-- start INFORMATION PROVIDED --

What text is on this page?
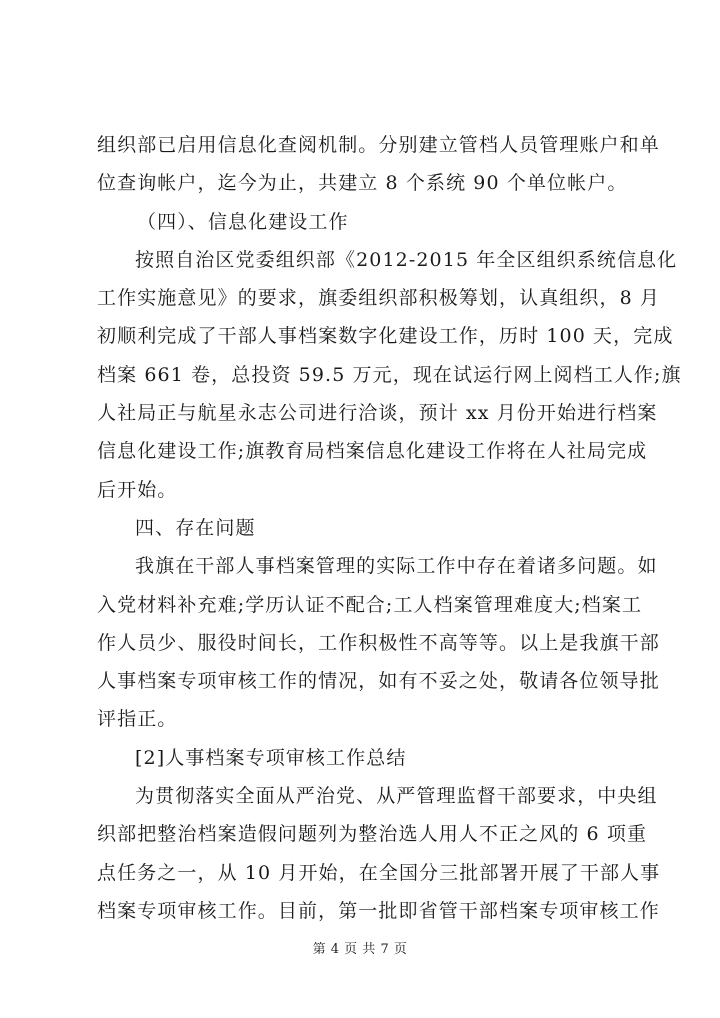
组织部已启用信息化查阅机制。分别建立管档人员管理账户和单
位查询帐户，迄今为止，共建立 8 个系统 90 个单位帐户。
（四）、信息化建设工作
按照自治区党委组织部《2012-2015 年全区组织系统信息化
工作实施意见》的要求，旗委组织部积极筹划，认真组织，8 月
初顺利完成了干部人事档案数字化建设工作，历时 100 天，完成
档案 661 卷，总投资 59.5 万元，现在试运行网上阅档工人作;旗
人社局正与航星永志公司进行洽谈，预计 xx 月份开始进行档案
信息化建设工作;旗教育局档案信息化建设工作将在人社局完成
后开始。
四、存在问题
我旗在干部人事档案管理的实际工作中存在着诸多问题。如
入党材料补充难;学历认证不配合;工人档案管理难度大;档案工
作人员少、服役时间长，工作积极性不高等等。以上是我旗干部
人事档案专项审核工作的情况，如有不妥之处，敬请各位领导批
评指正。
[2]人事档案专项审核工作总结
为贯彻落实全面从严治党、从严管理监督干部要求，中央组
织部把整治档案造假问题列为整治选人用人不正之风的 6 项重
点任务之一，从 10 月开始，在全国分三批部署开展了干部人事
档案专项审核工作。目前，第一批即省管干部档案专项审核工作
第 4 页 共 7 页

-- end INFORMATION PROVIDED --

EXERCISE DETAILS => Look through the entries above; copy every line holding the string "信息化建设工作".

ANSWER BELOW =>
（四）、信息化建设工作
信息化建设工作;旗教育局档案信息化建设工作将在人社局完成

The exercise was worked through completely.